> _Provided entries_
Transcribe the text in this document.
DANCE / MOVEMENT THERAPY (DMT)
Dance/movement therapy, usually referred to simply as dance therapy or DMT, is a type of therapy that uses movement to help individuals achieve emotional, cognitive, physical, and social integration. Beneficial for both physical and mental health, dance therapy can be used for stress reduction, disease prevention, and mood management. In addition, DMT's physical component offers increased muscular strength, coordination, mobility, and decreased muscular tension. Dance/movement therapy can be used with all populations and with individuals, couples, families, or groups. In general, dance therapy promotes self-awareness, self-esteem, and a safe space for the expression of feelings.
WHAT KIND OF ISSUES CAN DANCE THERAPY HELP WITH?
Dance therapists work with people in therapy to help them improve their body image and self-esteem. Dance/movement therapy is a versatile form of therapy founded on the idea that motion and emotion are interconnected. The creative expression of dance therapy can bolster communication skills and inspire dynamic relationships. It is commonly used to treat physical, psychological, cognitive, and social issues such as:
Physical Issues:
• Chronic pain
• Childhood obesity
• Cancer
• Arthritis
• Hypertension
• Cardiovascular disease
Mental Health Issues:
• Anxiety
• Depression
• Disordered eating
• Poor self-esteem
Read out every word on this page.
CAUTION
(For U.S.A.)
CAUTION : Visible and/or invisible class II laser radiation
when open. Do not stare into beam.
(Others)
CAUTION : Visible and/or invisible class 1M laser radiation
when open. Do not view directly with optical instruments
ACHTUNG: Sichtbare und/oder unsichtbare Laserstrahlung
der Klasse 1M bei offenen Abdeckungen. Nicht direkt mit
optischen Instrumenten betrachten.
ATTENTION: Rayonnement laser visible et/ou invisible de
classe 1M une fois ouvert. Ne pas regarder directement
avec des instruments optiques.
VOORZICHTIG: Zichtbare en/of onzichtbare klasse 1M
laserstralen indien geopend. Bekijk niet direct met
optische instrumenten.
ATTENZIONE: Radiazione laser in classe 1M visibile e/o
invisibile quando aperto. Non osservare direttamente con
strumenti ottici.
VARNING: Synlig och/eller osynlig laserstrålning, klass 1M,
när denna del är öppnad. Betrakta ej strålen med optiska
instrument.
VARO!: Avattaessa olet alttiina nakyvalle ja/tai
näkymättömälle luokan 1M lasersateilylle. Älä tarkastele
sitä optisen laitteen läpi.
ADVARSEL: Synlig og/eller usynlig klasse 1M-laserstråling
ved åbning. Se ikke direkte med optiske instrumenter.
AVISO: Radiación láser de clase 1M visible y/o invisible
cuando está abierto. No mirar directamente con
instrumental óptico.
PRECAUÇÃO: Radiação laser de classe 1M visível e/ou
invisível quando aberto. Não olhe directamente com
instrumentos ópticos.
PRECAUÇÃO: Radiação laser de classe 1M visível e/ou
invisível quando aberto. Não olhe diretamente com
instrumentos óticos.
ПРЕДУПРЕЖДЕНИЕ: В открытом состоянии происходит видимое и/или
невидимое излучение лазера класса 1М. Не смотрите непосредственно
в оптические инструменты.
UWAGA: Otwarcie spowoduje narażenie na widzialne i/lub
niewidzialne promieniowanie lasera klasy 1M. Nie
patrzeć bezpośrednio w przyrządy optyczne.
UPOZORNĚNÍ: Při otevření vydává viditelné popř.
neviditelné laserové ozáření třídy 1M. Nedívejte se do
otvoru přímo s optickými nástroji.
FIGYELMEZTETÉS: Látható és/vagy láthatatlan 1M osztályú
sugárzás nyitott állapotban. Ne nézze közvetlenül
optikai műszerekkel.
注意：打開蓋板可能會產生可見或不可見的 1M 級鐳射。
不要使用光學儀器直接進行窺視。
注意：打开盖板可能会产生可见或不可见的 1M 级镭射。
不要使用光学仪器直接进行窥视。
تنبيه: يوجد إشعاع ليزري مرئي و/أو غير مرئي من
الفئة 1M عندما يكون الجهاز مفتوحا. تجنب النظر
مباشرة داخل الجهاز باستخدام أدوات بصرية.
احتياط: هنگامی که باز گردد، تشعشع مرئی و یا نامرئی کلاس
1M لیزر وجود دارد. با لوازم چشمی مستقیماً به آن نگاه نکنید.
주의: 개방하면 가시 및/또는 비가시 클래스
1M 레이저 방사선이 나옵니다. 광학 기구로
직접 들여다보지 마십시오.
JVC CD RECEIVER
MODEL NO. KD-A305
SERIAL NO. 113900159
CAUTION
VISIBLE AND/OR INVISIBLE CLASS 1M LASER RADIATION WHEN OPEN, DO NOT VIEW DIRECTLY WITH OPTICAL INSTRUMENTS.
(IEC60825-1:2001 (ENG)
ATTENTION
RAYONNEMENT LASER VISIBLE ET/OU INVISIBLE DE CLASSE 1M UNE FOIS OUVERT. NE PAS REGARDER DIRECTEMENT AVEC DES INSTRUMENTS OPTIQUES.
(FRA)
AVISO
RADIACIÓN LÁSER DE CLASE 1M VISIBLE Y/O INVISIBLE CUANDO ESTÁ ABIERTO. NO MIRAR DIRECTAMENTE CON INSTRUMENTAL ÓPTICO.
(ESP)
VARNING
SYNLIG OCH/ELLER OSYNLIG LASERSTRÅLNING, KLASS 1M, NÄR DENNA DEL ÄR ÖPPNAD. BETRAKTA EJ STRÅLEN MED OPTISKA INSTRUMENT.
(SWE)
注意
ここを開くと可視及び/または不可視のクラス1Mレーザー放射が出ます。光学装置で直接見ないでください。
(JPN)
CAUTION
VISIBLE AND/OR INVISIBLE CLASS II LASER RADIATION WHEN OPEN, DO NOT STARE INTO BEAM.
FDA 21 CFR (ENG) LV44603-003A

> _Stated task_
Reproduce every record, matching each line exactly.

> _Final answer_
Transcribe the text in this document.
DANCE / MOVEMENT THERAPY (DMT)
Dance/movement therapy, usually referred to simply as dance therapy or DMT, is a type of therapy that uses movement to help individuals achieve emotional, cognitive, physical, and social integration. Beneficial for both physical and mental health, dance therapy can be used for stress reduction, disease prevention, and mood management. In addition, DMT's physical component offers increased muscular strength, coordination, mobility, and decreased muscular tension. Dance/movement therapy can be used with all populations and with individuals, couples, families, or groups. In general, dance therapy promotes self-awareness, self-esteem, and a safe space for the expression of feelings.
WHAT KIND OF ISSUES CAN DANCE THERAPY HELP WITH?
Dance therapists work with people in therapy to help them improve their body image and self-esteem. Dance/movement therapy is a versatile form of therapy founded on the idea that motion and emotion are interconnected. The creative expression of dance therapy can bolster communication skills and inspire dynamic relationships. It is commonly used to treat physical, psychological, cognitive, and social issues such as:
Physical Issues:
• Chronic pain
• Childhood obesity
• Cancer
• Arthritis
• Hypertension
• Cardiovascular disease
Mental Health Issues:
• Anxiety
• Depression
• Disordered eating
• Poor self-esteem
Read out every word on this page.
CAUTION
(For U.S.A.)
CAUTION : Visible and/or invisible class II laser radiation
when open. Do not stare into beam.
(Others)
CAUTION : Visible and/or invisible class 1M laser radiation
when open. Do not view directly with optical instruments
ACHTUNG: Sichtbare und/oder unsichtbare Laserstrahlung
der Klasse 1M bei offenen Abdeckungen. Nicht direkt mit
optischen Instrumenten betrachten.
ATTENTION: Rayonnement laser visible et/ou invisible de
classe 1M une fois ouvert. Ne pas regarder directement
avec des instruments optiques.
VOORZICHTIG: Zichtbare en/of onzichtbare klasse 1M
laserstralen indien geopend. Bekijk niet direct met
optische instrumenten.
ATTENZIONE: Radiazione laser in classe 1M visibile e/o
invisibile quando aperto. Non osservare direttamente con
strumenti ottici.
VARNING: Synlig och/eller osynlig laserstrålning, klass 1M,
när denna del är öppnad. Betrakta ej strålen med optiska
instrument.
VARO!: Avattaessa olet alttiina nakyvalle ja/tai
näkymättömälle luokan 1M lasersateilylle. Älä tarkastele
sitä optisen laitteen läpi.
ADVARSEL: Synlig og/eller usynlig klasse 1M-laserstråling
ved åbning. Se ikke direkte med optiske instrumenter.
AVISO: Radiación láser de clase 1M visible y/o invisible
cuando está abierto. No mirar directamente con
instrumental óptico.
PRECAUÇÃO: Radiação laser de classe 1M visível e/ou
invisível quando aberto. Não olhe directamente com
instrumentos ópticos.
PRECAUÇÃO: Radiação laser de classe 1M visível e/ou
invisível quando aberto. Não olhe diretamente com
instrumentos óticos.
ПРЕДУПРЕЖДЕНИЕ: В открытом состоянии происходит видимое и/или
невидимое излучение лазера класса 1М. Не смотрите непосредственно
в оптические инструменты.
UWAGA: Otwarcie spowoduje narażenie na widzialne i/lub
niewidzialne promieniowanie lasera klasy 1M. Nie
patrzeć bezpośrednio w przyrządy optyczne.
UPOZORNĚNÍ: Při otevření vydává viditelné popř.
neviditelné laserové ozáření třídy 1M. Nedívejte se do
otvoru přímo s optickými nástroji.
FIGYELMEZTETÉS: Látható és/vagy láthatatlan 1M osztályú
sugárzás nyitott állapotban. Ne nézze közvetlenül
optikai műszerekkel.
注意：打開蓋板可能會產生可見或不可見的 1M 級鐳射。
不要使用光學儀器直接進行窺視。
注意：打开盖板可能会产生可见或不可见的 1M 级镭射。
不要使用光学仪器直接进行窥视。
تنبيه: يوجد إشعاع ليزري مرئي و/أو غير مرئي من
الفئة 1M عندما يكون الجهاز مفتوحا. تجنب النظر
مباشرة داخل الجهاز باستخدام أدوات بصرية.
احتياط: هنگامی که باز گردد، تشعشع مرئی و یا نامرئی کلاس
1M لیزر وجود دارد. با لوازم چشمی مستقیماً به آن نگاه نکنید.
주의: 개방하면 가시 및/또는 비가시 클래스
1M 레이저 방사선이 나옵니다. 광학 기구로
직접 들여다보지 마십시오.
JVC CD RECEIVER
MODEL NO. KD-A305
SERIAL NO. 113900159
CAUTION
VISIBLE AND/OR INVISIBLE CLASS 1M LASER RADIATION WHEN OPEN, DO NOT VIEW DIRECTLY WITH OPTICAL INSTRUMENTS.
(IEC60825-1:2001 (ENG)
ATTENTION
RAYONNEMENT LASER VISIBLE ET/OU INVISIBLE DE CLASSE 1M UNE FOIS OUVERT. NE PAS REGARDER DIRECTEMENT AVEC DES INSTRUMENTS OPTIQUES.
(FRA)
AVISO
RADIACIÓN LÁSER DE CLASE 1M VISIBLE Y/O INVISIBLE CUANDO ESTÁ ABIERTO. NO MIRAR DIRECTAMENTE CON INSTRUMENTAL ÓPTICO.
(ESP)
VARNING
SYNLIG OCH/ELLER OSYNLIG LASERSTRÅLNING, KLASS 1M, NÄR DENNA DEL ÄR ÖPPNAD. BETRAKTA EJ STRÅLEN MED OPTISKA INSTRUMENT.
(SWE)
注意
ここを開くと可視及び/または不可視のクラス1Mレーザー放射が出ます。光学装置で直接見ないでください。
(JPN)
CAUTION
VISIBLE AND/OR INVISIBLE CLASS II LASER RADIATION WHEN OPEN, DO NOT STARE INTO BEAM.
FDA 21 CFR (ENG) LV44603-003A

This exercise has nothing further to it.